## Given request
Look below. Copy each line that has "this" in it.

Figure record listings:

** Begin **

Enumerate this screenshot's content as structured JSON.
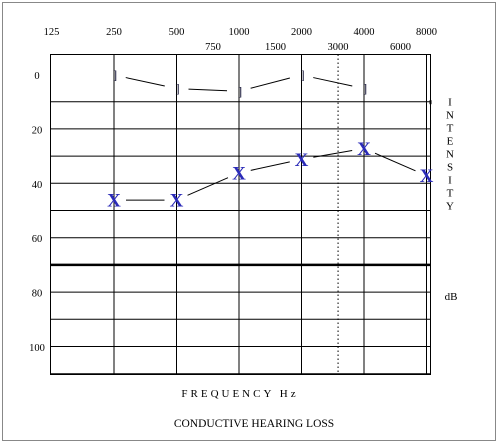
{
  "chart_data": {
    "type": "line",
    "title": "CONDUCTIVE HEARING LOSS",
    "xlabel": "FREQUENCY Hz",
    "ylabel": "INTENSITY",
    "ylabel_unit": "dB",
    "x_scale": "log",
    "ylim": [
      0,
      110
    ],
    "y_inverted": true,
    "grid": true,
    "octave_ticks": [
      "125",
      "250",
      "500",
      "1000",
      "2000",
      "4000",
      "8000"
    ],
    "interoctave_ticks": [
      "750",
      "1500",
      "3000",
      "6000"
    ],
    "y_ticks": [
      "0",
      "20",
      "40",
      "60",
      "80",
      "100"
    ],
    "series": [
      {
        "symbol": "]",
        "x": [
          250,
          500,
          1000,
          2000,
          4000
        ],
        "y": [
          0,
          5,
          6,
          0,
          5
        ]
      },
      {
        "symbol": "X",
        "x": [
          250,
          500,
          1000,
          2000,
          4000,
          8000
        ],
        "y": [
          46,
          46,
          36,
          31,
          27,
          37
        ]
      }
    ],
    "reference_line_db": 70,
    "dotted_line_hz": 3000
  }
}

** End **
** Begin **

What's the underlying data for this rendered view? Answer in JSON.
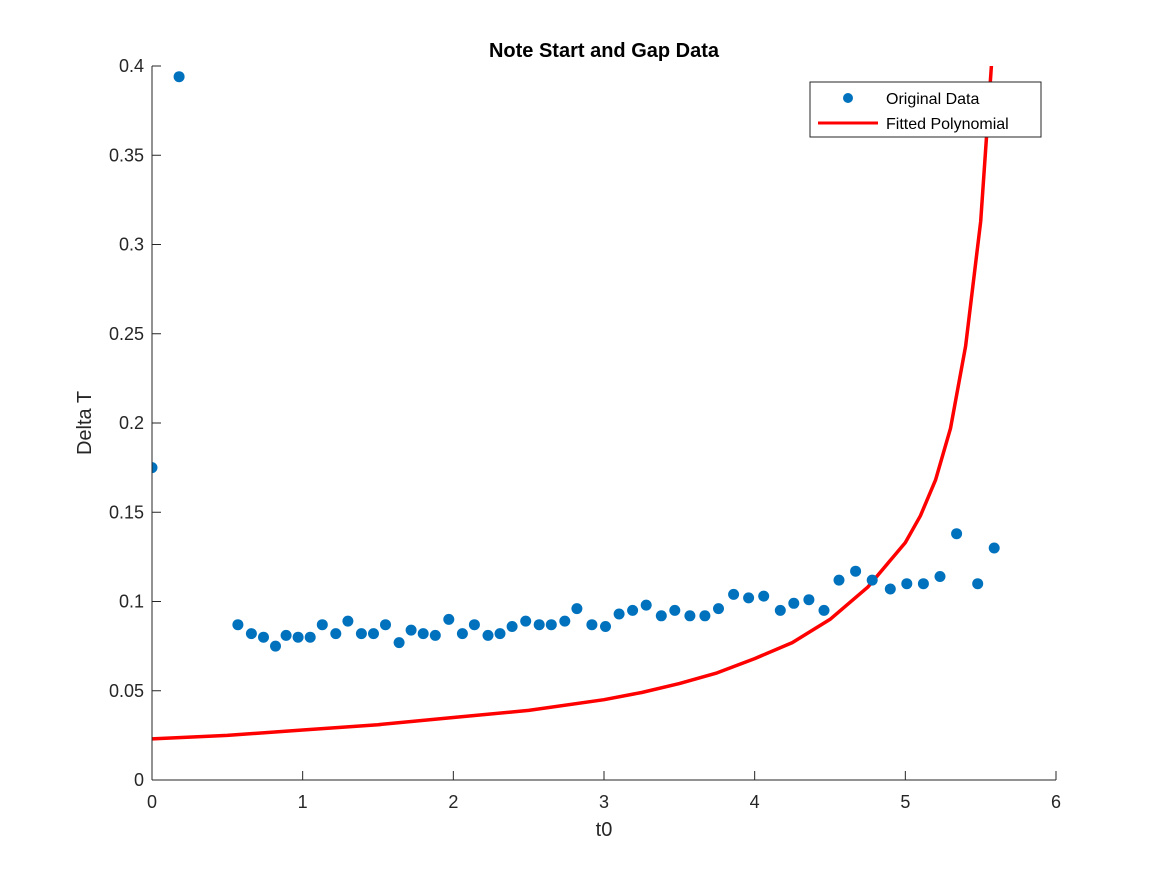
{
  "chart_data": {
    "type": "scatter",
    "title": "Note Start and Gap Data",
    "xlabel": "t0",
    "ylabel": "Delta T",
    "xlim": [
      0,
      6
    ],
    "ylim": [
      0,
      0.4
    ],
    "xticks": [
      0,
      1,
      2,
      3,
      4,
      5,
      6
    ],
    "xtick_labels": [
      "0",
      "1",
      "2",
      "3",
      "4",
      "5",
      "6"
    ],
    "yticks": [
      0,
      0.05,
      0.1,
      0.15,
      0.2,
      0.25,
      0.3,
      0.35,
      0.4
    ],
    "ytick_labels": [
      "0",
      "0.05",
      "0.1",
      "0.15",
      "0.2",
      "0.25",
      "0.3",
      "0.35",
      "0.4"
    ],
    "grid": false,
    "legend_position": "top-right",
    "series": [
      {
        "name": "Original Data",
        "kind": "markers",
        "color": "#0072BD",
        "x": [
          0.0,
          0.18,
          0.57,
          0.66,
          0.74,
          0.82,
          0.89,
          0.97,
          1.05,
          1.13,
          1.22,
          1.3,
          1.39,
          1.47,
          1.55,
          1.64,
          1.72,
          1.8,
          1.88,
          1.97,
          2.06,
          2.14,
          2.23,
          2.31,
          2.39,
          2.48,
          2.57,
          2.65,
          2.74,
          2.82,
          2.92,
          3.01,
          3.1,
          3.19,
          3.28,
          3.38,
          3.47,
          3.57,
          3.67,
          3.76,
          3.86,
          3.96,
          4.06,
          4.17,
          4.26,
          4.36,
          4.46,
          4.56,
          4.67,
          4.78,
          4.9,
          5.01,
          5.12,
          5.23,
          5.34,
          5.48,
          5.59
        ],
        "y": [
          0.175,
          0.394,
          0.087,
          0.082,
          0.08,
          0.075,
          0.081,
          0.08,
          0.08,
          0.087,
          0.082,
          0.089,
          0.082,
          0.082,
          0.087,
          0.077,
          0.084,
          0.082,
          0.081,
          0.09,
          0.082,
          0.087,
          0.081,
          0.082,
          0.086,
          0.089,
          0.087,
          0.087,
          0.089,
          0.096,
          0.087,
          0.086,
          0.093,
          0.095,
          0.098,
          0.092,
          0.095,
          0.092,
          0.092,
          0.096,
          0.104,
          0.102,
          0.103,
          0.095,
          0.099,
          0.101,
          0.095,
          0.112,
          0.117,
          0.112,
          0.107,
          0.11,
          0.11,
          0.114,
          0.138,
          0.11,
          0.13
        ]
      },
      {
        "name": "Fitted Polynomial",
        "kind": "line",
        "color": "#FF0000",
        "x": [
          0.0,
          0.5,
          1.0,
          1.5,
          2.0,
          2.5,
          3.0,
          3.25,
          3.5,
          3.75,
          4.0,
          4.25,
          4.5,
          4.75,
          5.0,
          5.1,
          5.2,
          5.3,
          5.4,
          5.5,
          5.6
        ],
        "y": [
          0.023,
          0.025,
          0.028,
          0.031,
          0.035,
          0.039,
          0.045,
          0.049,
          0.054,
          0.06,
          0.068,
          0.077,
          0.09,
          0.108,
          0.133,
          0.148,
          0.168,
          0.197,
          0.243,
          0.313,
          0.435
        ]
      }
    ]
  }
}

** End **

## Finished task
Enumerate this screenshot's content as structured JSON.
What's the underlying data for this rendered view? Answer in JSON.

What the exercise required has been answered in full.